**TASK TO CARRY OUT**
Find and copy lines holding "this".

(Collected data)
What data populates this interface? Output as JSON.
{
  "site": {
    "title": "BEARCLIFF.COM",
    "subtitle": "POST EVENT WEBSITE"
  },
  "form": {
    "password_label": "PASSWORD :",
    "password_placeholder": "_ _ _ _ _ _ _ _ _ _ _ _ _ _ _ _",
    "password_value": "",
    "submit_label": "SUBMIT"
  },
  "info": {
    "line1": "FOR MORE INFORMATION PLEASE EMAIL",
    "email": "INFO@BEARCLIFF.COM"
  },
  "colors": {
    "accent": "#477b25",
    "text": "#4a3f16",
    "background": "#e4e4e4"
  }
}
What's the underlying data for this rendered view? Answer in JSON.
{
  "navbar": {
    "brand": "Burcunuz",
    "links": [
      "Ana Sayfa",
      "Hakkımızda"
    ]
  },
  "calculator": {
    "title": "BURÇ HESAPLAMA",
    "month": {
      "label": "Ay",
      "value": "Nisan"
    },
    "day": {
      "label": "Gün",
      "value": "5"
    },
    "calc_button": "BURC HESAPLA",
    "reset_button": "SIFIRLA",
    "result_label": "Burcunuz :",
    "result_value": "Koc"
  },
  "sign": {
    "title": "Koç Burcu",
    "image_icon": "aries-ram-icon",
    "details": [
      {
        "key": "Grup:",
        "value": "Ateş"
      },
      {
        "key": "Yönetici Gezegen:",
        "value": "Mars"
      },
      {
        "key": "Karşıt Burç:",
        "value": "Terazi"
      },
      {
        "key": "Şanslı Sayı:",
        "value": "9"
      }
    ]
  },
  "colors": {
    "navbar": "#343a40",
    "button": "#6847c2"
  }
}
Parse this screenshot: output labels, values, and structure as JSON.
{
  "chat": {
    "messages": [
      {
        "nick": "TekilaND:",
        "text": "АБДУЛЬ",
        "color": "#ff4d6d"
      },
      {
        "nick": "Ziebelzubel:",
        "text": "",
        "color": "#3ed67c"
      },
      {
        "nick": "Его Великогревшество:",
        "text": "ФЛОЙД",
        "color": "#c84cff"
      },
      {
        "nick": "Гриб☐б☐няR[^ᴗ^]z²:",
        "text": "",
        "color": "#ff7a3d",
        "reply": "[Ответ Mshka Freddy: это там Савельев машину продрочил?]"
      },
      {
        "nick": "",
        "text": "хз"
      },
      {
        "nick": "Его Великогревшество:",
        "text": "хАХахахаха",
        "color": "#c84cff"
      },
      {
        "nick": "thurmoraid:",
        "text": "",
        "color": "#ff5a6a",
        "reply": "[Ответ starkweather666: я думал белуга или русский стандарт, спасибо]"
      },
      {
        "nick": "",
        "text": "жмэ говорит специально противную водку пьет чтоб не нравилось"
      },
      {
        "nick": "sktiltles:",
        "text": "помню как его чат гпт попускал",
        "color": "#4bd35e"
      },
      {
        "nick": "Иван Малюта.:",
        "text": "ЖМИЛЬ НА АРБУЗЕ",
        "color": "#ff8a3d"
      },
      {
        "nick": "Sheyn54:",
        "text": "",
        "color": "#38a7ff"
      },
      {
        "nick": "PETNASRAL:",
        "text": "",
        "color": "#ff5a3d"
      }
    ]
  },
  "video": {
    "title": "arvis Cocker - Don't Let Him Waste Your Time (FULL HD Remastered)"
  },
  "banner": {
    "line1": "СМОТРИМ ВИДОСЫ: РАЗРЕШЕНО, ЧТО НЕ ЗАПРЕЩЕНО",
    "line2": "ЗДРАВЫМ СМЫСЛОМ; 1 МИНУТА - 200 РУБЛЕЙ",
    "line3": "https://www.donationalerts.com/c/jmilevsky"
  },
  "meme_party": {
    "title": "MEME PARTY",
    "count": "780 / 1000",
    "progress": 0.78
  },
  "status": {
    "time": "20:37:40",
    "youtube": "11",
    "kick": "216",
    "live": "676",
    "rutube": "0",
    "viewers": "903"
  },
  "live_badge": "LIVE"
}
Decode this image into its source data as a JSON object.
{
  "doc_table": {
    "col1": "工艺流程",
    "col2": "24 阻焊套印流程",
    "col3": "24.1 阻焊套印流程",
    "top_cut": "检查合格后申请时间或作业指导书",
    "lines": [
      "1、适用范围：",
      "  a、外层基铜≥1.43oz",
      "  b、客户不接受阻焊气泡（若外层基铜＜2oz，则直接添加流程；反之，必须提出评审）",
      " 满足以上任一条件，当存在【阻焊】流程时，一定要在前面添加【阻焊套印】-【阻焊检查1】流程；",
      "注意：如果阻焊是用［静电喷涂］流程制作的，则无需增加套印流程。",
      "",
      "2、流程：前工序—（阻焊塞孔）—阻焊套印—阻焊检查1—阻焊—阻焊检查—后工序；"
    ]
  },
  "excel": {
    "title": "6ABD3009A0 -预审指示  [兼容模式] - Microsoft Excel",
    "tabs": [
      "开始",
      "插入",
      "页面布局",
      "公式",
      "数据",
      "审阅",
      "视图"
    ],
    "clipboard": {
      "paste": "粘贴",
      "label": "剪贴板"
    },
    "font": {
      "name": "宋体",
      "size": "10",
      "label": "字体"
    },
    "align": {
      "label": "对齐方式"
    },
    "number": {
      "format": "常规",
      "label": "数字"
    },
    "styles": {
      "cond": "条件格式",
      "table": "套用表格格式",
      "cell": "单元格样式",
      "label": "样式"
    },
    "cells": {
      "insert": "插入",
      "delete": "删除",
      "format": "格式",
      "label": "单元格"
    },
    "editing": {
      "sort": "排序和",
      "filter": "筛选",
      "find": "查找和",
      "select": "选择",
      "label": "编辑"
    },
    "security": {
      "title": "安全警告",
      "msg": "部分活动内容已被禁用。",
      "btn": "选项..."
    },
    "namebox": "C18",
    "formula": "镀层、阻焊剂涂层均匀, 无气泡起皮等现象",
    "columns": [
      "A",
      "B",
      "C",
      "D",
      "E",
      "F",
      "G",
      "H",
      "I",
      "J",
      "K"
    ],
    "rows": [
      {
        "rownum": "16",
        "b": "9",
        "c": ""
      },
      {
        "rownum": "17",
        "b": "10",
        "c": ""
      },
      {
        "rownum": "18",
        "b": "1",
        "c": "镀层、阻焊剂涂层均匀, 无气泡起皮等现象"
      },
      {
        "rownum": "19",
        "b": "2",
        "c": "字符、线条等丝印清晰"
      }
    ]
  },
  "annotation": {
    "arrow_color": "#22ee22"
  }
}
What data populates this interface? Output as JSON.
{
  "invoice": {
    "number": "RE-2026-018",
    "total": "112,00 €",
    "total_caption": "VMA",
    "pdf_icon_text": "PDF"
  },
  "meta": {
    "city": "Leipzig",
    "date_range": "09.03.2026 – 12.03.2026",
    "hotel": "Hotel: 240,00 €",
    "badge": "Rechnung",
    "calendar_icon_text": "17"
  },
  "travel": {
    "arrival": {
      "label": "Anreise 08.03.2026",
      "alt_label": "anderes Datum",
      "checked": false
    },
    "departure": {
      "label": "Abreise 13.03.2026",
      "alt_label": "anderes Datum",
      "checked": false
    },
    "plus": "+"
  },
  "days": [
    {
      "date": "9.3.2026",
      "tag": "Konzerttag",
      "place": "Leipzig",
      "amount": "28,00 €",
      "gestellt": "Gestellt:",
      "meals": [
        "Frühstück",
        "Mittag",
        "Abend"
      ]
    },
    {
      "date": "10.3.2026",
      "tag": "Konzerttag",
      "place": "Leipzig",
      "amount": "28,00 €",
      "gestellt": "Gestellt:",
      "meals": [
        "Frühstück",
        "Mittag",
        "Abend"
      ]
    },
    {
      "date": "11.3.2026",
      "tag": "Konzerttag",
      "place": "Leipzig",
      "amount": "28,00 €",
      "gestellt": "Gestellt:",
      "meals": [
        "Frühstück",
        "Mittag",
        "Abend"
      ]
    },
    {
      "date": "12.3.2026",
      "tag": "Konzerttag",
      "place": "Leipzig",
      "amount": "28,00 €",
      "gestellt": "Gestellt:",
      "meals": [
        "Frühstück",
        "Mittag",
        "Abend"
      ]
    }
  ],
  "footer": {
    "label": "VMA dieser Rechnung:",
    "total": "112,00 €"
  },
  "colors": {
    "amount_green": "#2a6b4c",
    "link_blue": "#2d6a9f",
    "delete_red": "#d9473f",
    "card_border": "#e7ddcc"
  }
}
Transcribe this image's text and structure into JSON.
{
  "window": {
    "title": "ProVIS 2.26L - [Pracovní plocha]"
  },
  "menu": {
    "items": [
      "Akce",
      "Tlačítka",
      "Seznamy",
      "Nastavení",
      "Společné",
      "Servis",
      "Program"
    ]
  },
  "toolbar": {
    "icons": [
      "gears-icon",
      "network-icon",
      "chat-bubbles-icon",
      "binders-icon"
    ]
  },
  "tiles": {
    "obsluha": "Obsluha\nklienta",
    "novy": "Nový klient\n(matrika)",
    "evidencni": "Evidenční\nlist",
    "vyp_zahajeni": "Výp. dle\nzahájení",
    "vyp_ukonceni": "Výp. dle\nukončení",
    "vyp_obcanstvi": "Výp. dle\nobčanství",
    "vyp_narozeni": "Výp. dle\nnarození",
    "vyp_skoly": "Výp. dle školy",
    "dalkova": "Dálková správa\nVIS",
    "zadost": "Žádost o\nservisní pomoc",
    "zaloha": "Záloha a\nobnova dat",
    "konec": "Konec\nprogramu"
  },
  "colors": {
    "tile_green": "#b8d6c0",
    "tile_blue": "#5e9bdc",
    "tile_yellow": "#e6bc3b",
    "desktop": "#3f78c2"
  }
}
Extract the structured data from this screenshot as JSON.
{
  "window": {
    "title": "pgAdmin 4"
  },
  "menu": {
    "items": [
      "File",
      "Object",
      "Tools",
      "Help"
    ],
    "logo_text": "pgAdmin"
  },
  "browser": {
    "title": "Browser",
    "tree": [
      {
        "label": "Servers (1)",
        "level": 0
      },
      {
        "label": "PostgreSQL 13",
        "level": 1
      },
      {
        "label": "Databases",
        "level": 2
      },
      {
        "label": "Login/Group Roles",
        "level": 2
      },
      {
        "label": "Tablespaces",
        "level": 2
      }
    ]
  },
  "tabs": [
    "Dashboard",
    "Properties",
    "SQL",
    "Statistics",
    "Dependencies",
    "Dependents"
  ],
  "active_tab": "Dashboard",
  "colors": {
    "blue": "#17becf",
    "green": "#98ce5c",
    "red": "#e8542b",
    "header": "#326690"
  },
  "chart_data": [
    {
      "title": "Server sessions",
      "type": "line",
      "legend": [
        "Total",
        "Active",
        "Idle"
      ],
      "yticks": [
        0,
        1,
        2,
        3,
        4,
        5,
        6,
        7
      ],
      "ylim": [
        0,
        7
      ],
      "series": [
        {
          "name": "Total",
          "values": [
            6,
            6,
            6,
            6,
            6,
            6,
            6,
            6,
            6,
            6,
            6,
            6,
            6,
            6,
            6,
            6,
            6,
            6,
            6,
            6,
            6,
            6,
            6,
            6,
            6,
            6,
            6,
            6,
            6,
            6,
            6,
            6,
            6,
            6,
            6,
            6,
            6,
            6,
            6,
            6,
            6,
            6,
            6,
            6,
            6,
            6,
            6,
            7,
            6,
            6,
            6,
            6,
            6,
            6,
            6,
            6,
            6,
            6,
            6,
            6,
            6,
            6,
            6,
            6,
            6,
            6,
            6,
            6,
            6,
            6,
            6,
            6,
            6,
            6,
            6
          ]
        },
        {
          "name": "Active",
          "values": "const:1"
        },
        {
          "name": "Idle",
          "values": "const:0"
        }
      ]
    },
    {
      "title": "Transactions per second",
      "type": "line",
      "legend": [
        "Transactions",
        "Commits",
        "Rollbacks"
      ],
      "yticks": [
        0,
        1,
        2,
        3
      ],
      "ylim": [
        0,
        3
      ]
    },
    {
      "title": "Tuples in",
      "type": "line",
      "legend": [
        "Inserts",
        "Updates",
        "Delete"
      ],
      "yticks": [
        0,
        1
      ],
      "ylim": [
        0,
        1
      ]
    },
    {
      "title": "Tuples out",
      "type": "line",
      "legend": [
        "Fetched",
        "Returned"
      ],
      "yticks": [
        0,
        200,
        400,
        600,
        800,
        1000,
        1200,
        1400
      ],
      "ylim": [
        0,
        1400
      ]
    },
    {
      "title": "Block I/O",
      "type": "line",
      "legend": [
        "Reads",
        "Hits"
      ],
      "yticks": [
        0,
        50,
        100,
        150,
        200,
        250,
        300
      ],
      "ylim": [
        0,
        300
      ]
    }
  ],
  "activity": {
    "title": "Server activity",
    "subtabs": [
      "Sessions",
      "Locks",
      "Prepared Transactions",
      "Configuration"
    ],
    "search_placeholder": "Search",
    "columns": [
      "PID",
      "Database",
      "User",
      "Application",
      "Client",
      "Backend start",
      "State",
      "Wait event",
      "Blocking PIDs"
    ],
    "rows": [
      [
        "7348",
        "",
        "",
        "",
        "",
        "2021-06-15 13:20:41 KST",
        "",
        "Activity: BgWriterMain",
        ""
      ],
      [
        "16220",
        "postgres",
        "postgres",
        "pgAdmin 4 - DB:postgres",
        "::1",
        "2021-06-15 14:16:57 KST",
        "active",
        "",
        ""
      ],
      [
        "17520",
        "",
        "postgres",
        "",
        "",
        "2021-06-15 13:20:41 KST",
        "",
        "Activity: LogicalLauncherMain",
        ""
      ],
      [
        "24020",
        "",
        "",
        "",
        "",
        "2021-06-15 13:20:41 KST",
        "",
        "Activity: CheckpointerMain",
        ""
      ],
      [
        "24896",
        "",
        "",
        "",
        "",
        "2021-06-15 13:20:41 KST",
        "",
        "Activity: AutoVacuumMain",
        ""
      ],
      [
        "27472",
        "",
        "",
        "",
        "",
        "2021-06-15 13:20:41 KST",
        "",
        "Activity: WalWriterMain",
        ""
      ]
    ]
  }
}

**THE OUTPUT**
What data populates this interface? Output as JSON.
What's the underlying data for this rendered view? Answer in JSON.
Parse this screenshot: output labels, values, and structure as JSON.
Decode this image into its source data as a JSON object.
What data populates this interface? Output as JSON.
Transcribe this image's text and structure into JSON.
Extract the structured data from this screenshot as JSON.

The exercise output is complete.